**Goal:**
Will you transcribe all the entries word for word, skipping the pictures they hold?

**Information supplied:**
[Start]

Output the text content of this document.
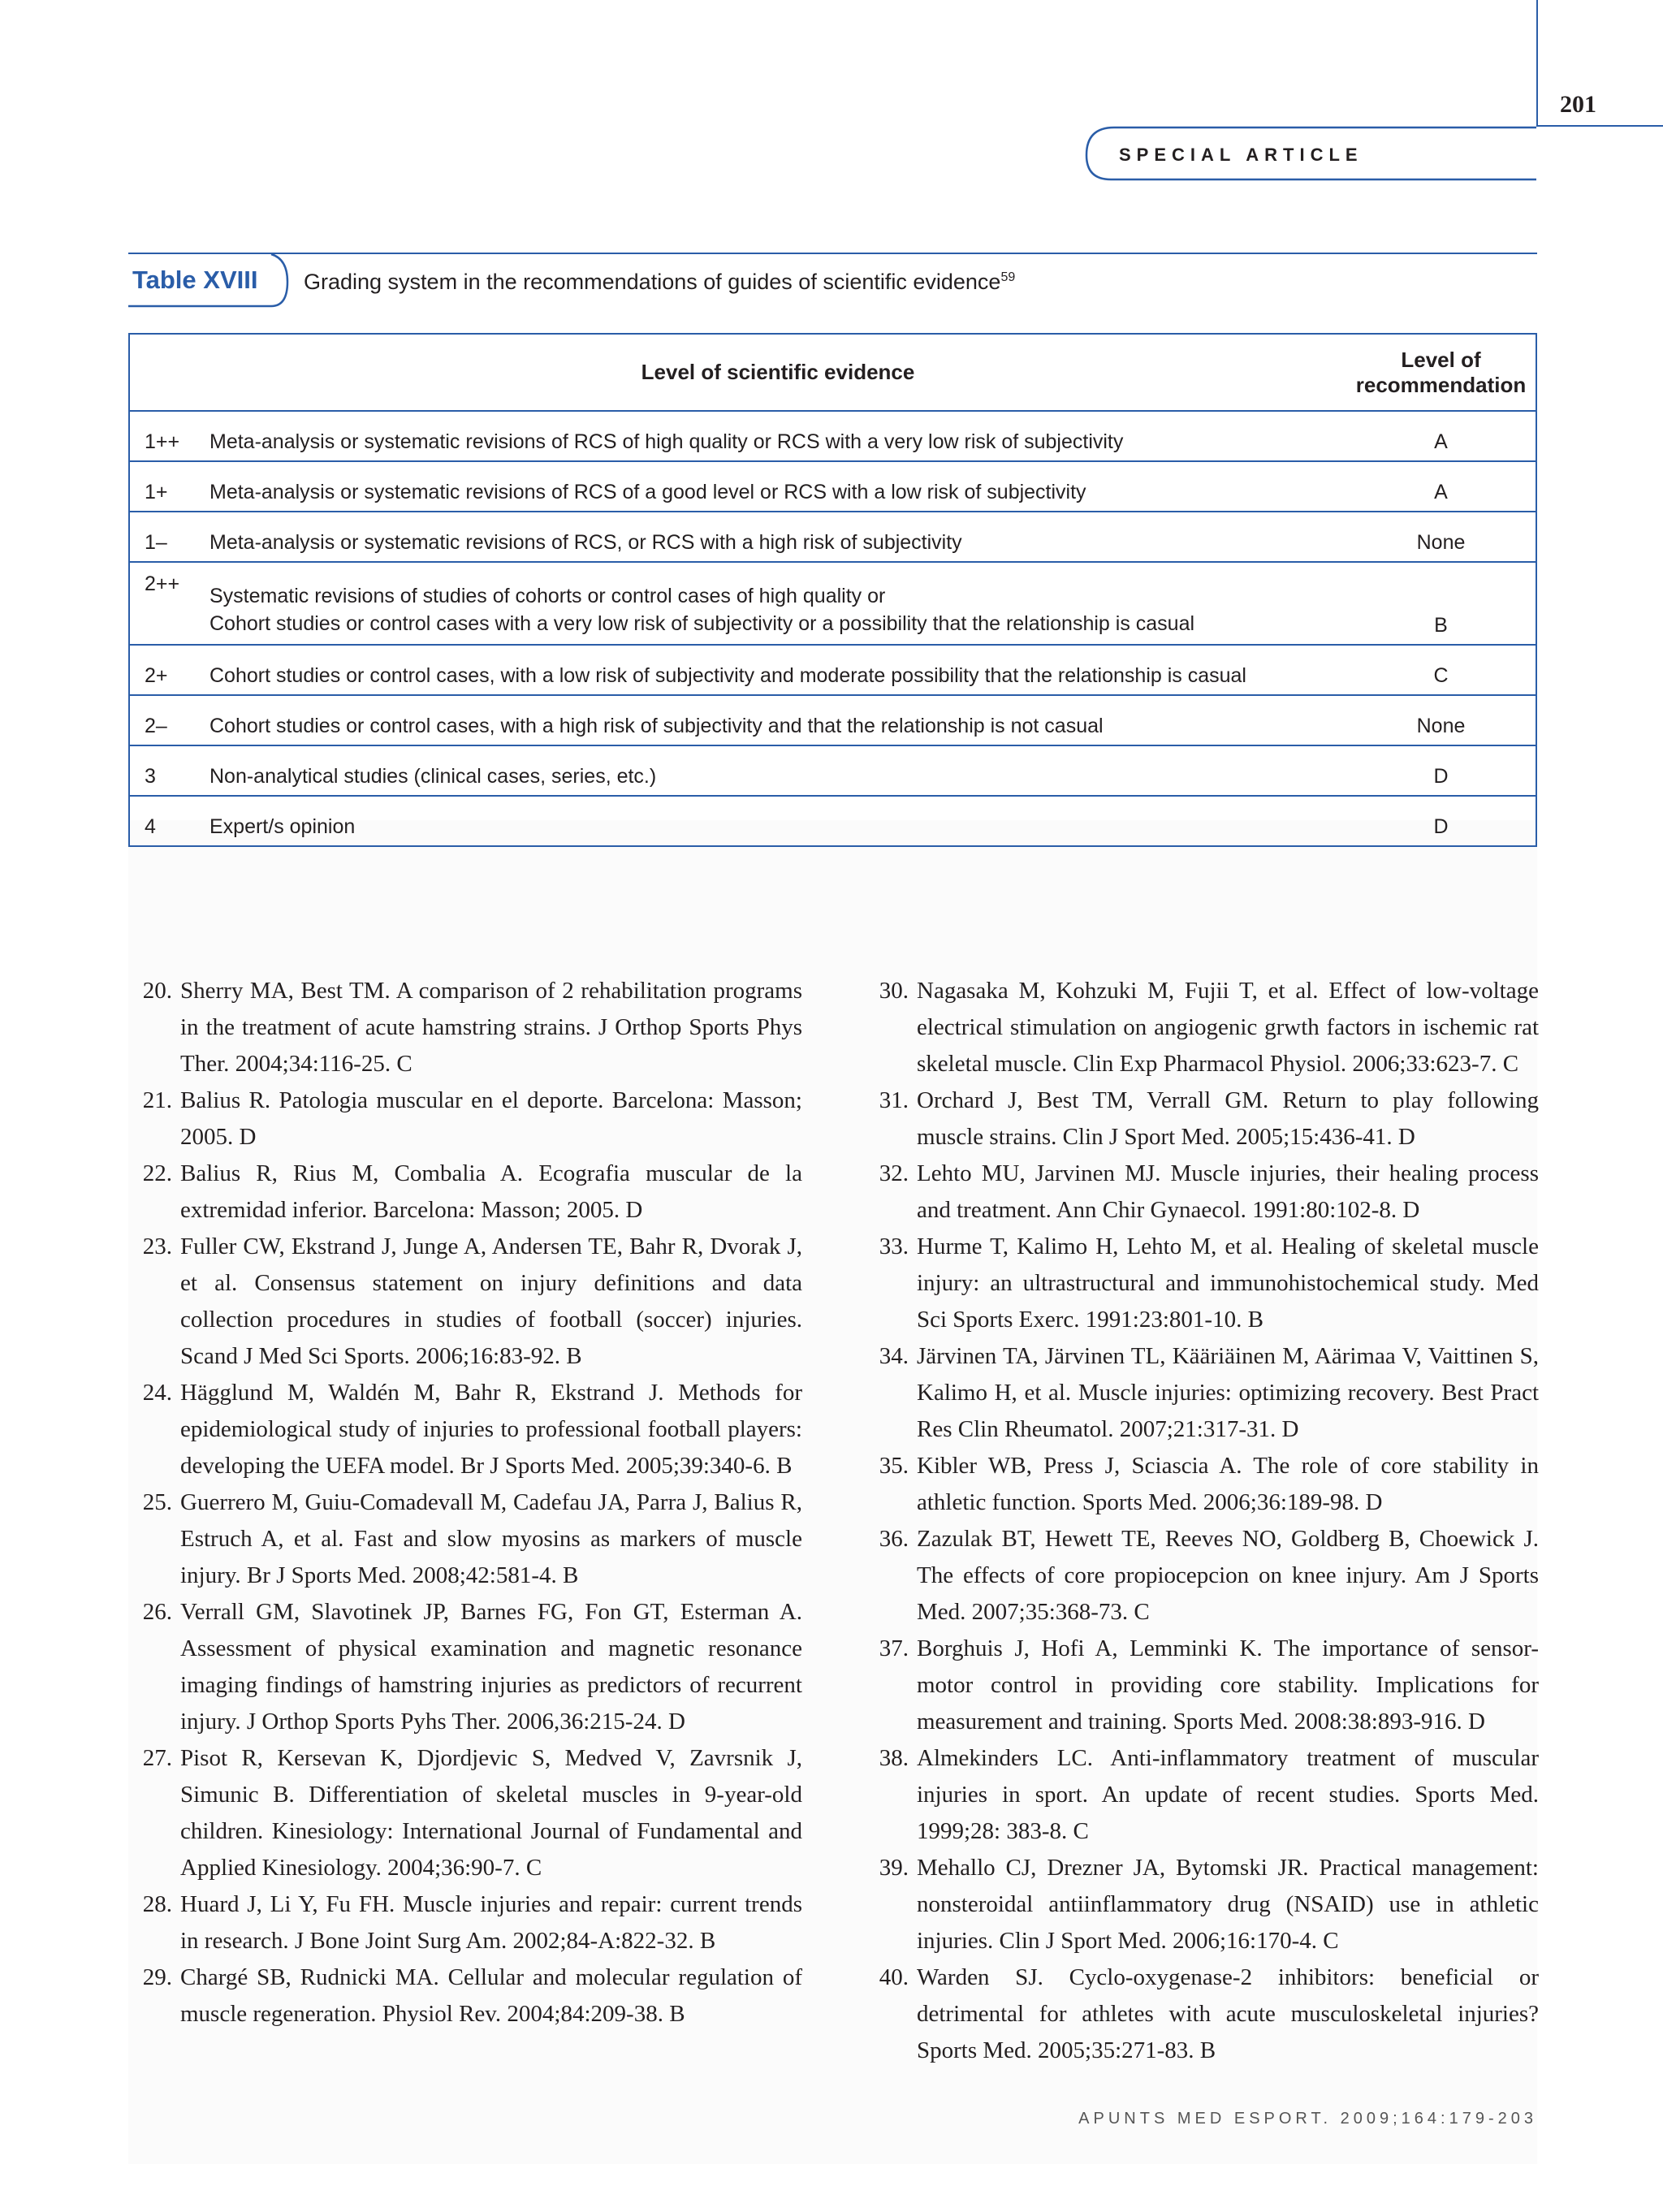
201
SPECIAL ARTICLE
Table XVIII Grading system in the recommendations of guides of scientific evidence$^{59}$
	Level of scientific evidence	Level of
recommendation
1++	Meta-analysis or systematic revisions of RCS of high quality or RCS with a very low risk of subjectivity	A
1+	Meta-analysis or systematic revisions of RCS of a good level or RCS with a low risk of subjectivity	A
1–	Meta-analysis or systematic revisions of RCS, or RCS with a high risk of subjectivity	None
2++	Systematic revisions of studies of cohorts or control cases of high quality or
Cohort studies or control cases with a very low risk of subjectivity or a possibility that the relationship is casual	B
2+	Cohort studies or control cases, with a low risk of subjectivity and moderate possibility that the relationship is casual	C
2–	Cohort studies or control cases, with a high risk of subjectivity and that the relationship is not casual	None
3	Non-analytical studies (clinical cases, series, etc.)	D
4	Expert/s opinion	D

20. Sherry MA, Best TM. A comparison of 2 rehabilitation programs in the treatment of acute hamstring strains. J Orthop Sports Phys Ther. 2004;34:116-25. C

21. Balius R. Patologia muscular en el deporte. Barcelona: Masson; 2005. D

22. Balius R, Rius M, Combalia A. Ecografia muscular de la extremidad inferior. Barcelona: Masson; 2005. D

23. Fuller CW, Ekstrand J, Junge A, Andersen TE, Bahr R, Dvorak J, et al. Consensus statement on injury definitions and data collection procedures in studies of football (soccer) injuries. Scand J Med Sci Sports. 2006;16:83-92. B

24. Hägglund M, Waldén M, Bahr R, Ekstrand J. Methods for epidemiological study of injuries to professional football players: developing the UEFA model. Br J Sports Med. 2005;39:340-6. B

25. Guerrero M, Guiu-Comadevall M, Cadefau JA, Parra J, Balius R, Estruch A, et al. Fast and slow myosins as markers of muscle injury. Br J Sports Med. 2008;42:581-4. B

26. Verrall GM, Slavotinek JP, Barnes FG, Fon GT, Esterman A. Assessment of physical examination and magnetic resonance imaging findings of hamstring injuries as predictors of recurrent injury. J Orthop Sports Pyhs Ther. 2006,36:215-24. D

27. Pisot R, Kersevan K, Djordjevic S, Medved V, Zavrsnik J, Simunic B. Differentiation of skeletal muscles in 9-year-old children. Kinesiology: International Journal of Fundamental and Applied Kinesiology. 2004;36:90-7. C

28. Huard J, Li Y, Fu FH. Muscle injuries and repair: current trends in research. J Bone Joint Surg Am. 2002;84-A:822-32. B

29. Chargé SB, Rudnicki MA. Cellular and molecular regulation of muscle regeneration. Physiol Rev. 2004;84:209-38. B

30. Nagasaka M, Kohzuki M, Fujii T, et al. Effect of low-voltage electrical stimulation on angiogenic grwth factors in ischemic rat skeletal muscle. Clin Exp Pharmacol Physiol. 2006;33:623-7. C

31. Orchard J, Best TM, Verrall GM. Return to play following muscle strains. Clin J Sport Med. 2005;15:436-41. D

32. Lehto MU, Jarvinen MJ. Muscle injuries, their healing process and treatment. Ann Chir Gynaecol. 1991:80:102-8. D

33. Hurme T, Kalimo H, Lehto M, et al. Healing of skeletal muscle injury: an ultrastructural and immunohistochemical study. Med Sci Sports Exerc. 1991:23:801-10. B

34. Järvinen TA, Järvinen TL, Kääriäinen M, Aärimaa V, Vaittinen S, Kalimo H, et al. Muscle injuries: optimizing recovery. Best Pract Res Clin Rheumatol. 2007;21:317-31. D

35. Kibler WB, Press J, Sciascia A. The role of core stability in athletic function. Sports Med. 2006;36:189-98. D

36. Zazulak BT, Hewett TE, Reeves NO, Goldberg B, Choewick J. The effects of core propiocepcion on knee injury. Am J Sports Med. 2007;35:368-73. C

37. Borghuis J, Hofi A, Lemminki K. The importance of sensor-motor control in providing core stability. Implications for measurement and training. Sports Med. 2008:38:893-916. D

38. Almekinders LC. Anti-inflammatory treatment of muscular injuries in sport. An update of recent studies. Sports Med. 1999;28: 383-8. C

39. Mehallo CJ, Drezner JA, Bytomski JR. Practical management: nonsteroidal antiinflammatory drug (NSAID) use in athletic injuries. Clin J Sport Med. 2006;16:170-4. C

40. Warden SJ. Cyclo-oxygenase-2 inhibitors: beneficial or detrimental for athletes with acute musculoskeletal injuries? Sports Med. 2005;35:271-83. B

APUNTS MED ESPORT. 2009;164:179-203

[End]

**Task solution:**
Output the text content of this document.
201
SPECIAL ARTICLE
Table XVIII Grading system in the recommendations of guides of scientific evidence$^{59}$
	Level of scientific evidence	Level of
recommendation
1++	Meta-analysis or systematic revisions of RCS of high quality or RCS with a very low risk of subjectivity	A
1+	Meta-analysis or systematic revisions of RCS of a good level or RCS with a low risk of subjectivity	A
1–	Meta-analysis or systematic revisions of RCS, or RCS with a high risk of subjectivity	None
2++	Systematic revisions of studies of cohorts or control cases of high quality or
Cohort studies or control cases with a very low risk of subjectivity or a possibility that the relationship is casual	B
2+	Cohort studies or control cases, with a low risk of subjectivity and moderate possibility that the relationship is casual	C
2–	Cohort studies or control cases, with a high risk of subjectivity and that the relationship is not casual	None
3	Non-analytical studies (clinical cases, series, etc.)	D
4	Expert/s opinion	D

20. Sherry MA, Best TM. A comparison of 2 rehabilitation programs in the treatment of acute hamstring strains. J Orthop Sports Phys Ther. 2004;34:116-25. C

21. Balius R. Patologia muscular en el deporte. Barcelona: Masson; 2005. D

22. Balius R, Rius M, Combalia A. Ecografia muscular de la extremidad inferior. Barcelona: Masson; 2005. D

23. Fuller CW, Ekstrand J, Junge A, Andersen TE, Bahr R, Dvorak J, et al. Consensus statement on injury definitions and data collection procedures in studies of football (soccer) injuries. Scand J Med Sci Sports. 2006;16:83-92. B

24. Hägglund M, Waldén M, Bahr R, Ekstrand J. Methods for epidemiological study of injuries to professional football players: developing the UEFA model. Br J Sports Med. 2005;39:340-6. B

25. Guerrero M, Guiu-Comadevall M, Cadefau JA, Parra J, Balius R, Estruch A, et al. Fast and slow myosins as markers of muscle injury. Br J Sports Med. 2008;42:581-4. B

26. Verrall GM, Slavotinek JP, Barnes FG, Fon GT, Esterman A. Assessment of physical examination and magnetic resonance imaging findings of hamstring injuries as predictors of recurrent injury. J Orthop Sports Pyhs Ther. 2006,36:215-24. D

27. Pisot R, Kersevan K, Djordjevic S, Medved V, Zavrsnik J, Simunic B. Differentiation of skeletal muscles in 9-year-old children. Kinesiology: International Journal of Fundamental and Applied Kinesiology. 2004;36:90-7. C

28. Huard J, Li Y, Fu FH. Muscle injuries and repair: current trends in research. J Bone Joint Surg Am. 2002;84-A:822-32. B

29. Chargé SB, Rudnicki MA. Cellular and molecular regulation of muscle regeneration. Physiol Rev. 2004;84:209-38. B

30. Nagasaka M, Kohzuki M, Fujii T, et al. Effect of low-voltage electrical stimulation on angiogenic grwth factors in ischemic rat skeletal muscle. Clin Exp Pharmacol Physiol. 2006;33:623-7. C

31. Orchard J, Best TM, Verrall GM. Return to play following muscle strains. Clin J Sport Med. 2005;15:436-41. D

32. Lehto MU, Jarvinen MJ. Muscle injuries, their healing process and treatment. Ann Chir Gynaecol. 1991:80:102-8. D

33. Hurme T, Kalimo H, Lehto M, et al. Healing of skeletal muscle injury: an ultrastructural and immunohistochemical study. Med Sci Sports Exerc. 1991:23:801-10. B

34. Järvinen TA, Järvinen TL, Kääriäinen M, Aärimaa V, Vaittinen S, Kalimo H, et al. Muscle injuries: optimizing recovery. Best Pract Res Clin Rheumatol. 2007;21:317-31. D

35. Kibler WB, Press J, Sciascia A. The role of core stability in athletic function. Sports Med. 2006;36:189-98. D

36. Zazulak BT, Hewett TE, Reeves NO, Goldberg B, Choewick J. The effects of core propiocepcion on knee injury. Am J Sports Med. 2007;35:368-73. C

37. Borghuis J, Hofi A, Lemminki K. The importance of sensor-motor control in providing core stability. Implications for measurement and training. Sports Med. 2008:38:893-916. D

38. Almekinders LC. Anti-inflammatory treatment of muscular injuries in sport. An update of recent studies. Sports Med. 1999;28: 383-8. C

39. Mehallo CJ, Drezner JA, Bytomski JR. Practical management: nonsteroidal antiinflammatory drug (NSAID) use in athletic injuries. Clin J Sport Med. 2006;16:170-4. C

40. Warden SJ. Cyclo-oxygenase-2 inhibitors: beneficial or detrimental for athletes with acute musculoskeletal injuries? Sports Med. 2005;35:271-83. B

APUNTS MED ESPORT. 2009;164:179-203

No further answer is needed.